[Start Given entries]

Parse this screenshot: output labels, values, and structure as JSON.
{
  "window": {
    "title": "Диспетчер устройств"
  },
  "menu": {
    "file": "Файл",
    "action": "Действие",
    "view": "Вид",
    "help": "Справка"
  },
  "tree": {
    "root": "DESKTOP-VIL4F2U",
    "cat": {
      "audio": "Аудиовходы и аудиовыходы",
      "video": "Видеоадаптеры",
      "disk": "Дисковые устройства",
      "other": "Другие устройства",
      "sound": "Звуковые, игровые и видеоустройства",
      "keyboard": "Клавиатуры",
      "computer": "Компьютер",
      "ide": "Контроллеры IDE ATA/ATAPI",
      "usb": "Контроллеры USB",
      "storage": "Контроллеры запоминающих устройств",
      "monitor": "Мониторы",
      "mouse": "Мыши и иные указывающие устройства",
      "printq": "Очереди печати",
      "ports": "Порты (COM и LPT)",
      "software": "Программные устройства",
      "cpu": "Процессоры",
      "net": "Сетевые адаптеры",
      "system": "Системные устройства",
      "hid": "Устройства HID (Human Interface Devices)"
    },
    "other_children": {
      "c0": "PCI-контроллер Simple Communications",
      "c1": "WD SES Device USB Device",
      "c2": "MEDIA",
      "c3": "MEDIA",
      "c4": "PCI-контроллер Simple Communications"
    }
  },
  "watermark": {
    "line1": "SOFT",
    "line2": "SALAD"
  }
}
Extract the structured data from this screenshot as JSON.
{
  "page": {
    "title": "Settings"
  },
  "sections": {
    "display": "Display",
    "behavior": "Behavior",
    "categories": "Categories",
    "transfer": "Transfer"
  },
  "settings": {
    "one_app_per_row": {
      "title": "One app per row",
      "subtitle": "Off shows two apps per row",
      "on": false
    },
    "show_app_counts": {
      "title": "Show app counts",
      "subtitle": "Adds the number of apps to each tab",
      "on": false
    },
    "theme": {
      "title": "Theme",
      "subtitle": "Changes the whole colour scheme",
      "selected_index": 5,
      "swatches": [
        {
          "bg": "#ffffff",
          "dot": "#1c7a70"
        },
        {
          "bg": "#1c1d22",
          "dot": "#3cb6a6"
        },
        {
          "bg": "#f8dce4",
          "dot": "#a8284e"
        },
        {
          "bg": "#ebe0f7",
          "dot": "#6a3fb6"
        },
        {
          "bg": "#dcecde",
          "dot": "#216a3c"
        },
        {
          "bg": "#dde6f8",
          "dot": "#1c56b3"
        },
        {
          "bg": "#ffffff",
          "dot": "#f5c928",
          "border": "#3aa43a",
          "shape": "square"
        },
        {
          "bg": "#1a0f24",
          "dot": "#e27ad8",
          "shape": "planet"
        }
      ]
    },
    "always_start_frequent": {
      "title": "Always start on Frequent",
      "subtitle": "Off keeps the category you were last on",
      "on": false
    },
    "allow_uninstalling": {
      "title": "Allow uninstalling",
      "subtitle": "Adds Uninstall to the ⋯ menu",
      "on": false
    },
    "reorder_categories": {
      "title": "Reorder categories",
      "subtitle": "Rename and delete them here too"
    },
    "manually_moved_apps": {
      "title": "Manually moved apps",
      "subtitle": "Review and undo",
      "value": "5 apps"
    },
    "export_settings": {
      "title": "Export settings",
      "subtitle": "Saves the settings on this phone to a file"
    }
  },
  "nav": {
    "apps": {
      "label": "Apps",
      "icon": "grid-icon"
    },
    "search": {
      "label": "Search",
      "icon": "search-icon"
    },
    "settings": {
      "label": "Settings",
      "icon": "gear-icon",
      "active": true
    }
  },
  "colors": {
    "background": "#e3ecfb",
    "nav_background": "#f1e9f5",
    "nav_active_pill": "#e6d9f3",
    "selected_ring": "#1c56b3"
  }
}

[End Given entries]

Task description: Retype each record exactly, leaving nothing out.

Task output:
Parse this screenshot: output labels, values, and structure as JSON.
{
  "window": {
    "title": "Диспетчер устройств"
  },
  "menu": {
    "file": "Файл",
    "action": "Действие",
    "view": "Вид",
    "help": "Справка"
  },
  "tree": {
    "root": "DESKTOP-VIL4F2U",
    "cat": {
      "audio": "Аудиовходы и аудиовыходы",
      "video": "Видеоадаптеры",
      "disk": "Дисковые устройства",
      "other": "Другие устройства",
      "sound": "Звуковые, игровые и видеоустройства",
      "keyboard": "Клавиатуры",
      "computer": "Компьютер",
      "ide": "Контроллеры IDE ATA/ATAPI",
      "usb": "Контроллеры USB",
      "storage": "Контроллеры запоминающих устройств",
      "monitor": "Мониторы",
      "mouse": "Мыши и иные указывающие устройства",
      "printq": "Очереди печати",
      "ports": "Порты (COM и LPT)",
      "software": "Программные устройства",
      "cpu": "Процессоры",
      "net": "Сетевые адаптеры",
      "system": "Системные устройства",
      "hid": "Устройства HID (Human Interface Devices)"
    },
    "other_children": {
      "c0": "PCI-контроллер Simple Communications",
      "c1": "WD SES Device USB Device",
      "c2": "MEDIA",
      "c3": "MEDIA",
      "c4": "PCI-контроллер Simple Communications"
    }
  },
  "watermark": {
    "line1": "SOFT",
    "line2": "SALAD"
  }
}
Extract the structured data from this screenshot as JSON.
{
  "page": {
    "title": "Settings"
  },
  "sections": {
    "display": "Display",
    "behavior": "Behavior",
    "categories": "Categories",
    "transfer": "Transfer"
  },
  "settings": {
    "one_app_per_row": {
      "title": "One app per row",
      "subtitle": "Off shows two apps per row",
      "on": false
    },
    "show_app_counts": {
      "title": "Show app counts",
      "subtitle": "Adds the number of apps to each tab",
      "on": false
    },
    "theme": {
      "title": "Theme",
      "subtitle": "Changes the whole colour scheme",
      "selected_index": 5,
      "swatches": [
        {
          "bg": "#ffffff",
          "dot": "#1c7a70"
        },
        {
          "bg": "#1c1d22",
          "dot": "#3cb6a6"
        },
        {
          "bg": "#f8dce4",
          "dot": "#a8284e"
        },
        {
          "bg": "#ebe0f7",
          "dot": "#6a3fb6"
        },
        {
          "bg": "#dcecde",
          "dot": "#216a3c"
        },
        {
          "bg": "#dde6f8",
          "dot": "#1c56b3"
        },
        {
          "bg": "#ffffff",
          "dot": "#f5c928",
          "border": "#3aa43a",
          "shape": "square"
        },
        {
          "bg": "#1a0f24",
          "dot": "#e27ad8",
          "shape": "planet"
        }
      ]
    },
    "always_start_frequent": {
      "title": "Always start on Frequent",
      "subtitle": "Off keeps the category you were last on",
      "on": false
    },
    "allow_uninstalling": {
      "title": "Allow uninstalling",
      "subtitle": "Adds Uninstall to the ⋯ menu",
      "on": false
    },
    "reorder_categories": {
      "title": "Reorder categories",
      "subtitle": "Rename and delete them here too"
    },
    "manually_moved_apps": {
      "title": "Manually moved apps",
      "subtitle": "Review and undo",
      "value": "5 apps"
    },
    "export_settings": {
      "title": "Export settings",
      "subtitle": "Saves the settings on this phone to a file"
    }
  },
  "nav": {
    "apps": {
      "label": "Apps",
      "icon": "grid-icon"
    },
    "search": {
      "label": "Search",
      "icon": "search-icon"
    },
    "settings": {
      "label": "Settings",
      "icon": "gear-icon",
      "active": true
    }
  },
  "colors": {
    "background": "#e3ecfb",
    "nav_background": "#f1e9f5",
    "nav_active_pill": "#e6d9f3",
    "selected_ring": "#1c56b3"
  }
}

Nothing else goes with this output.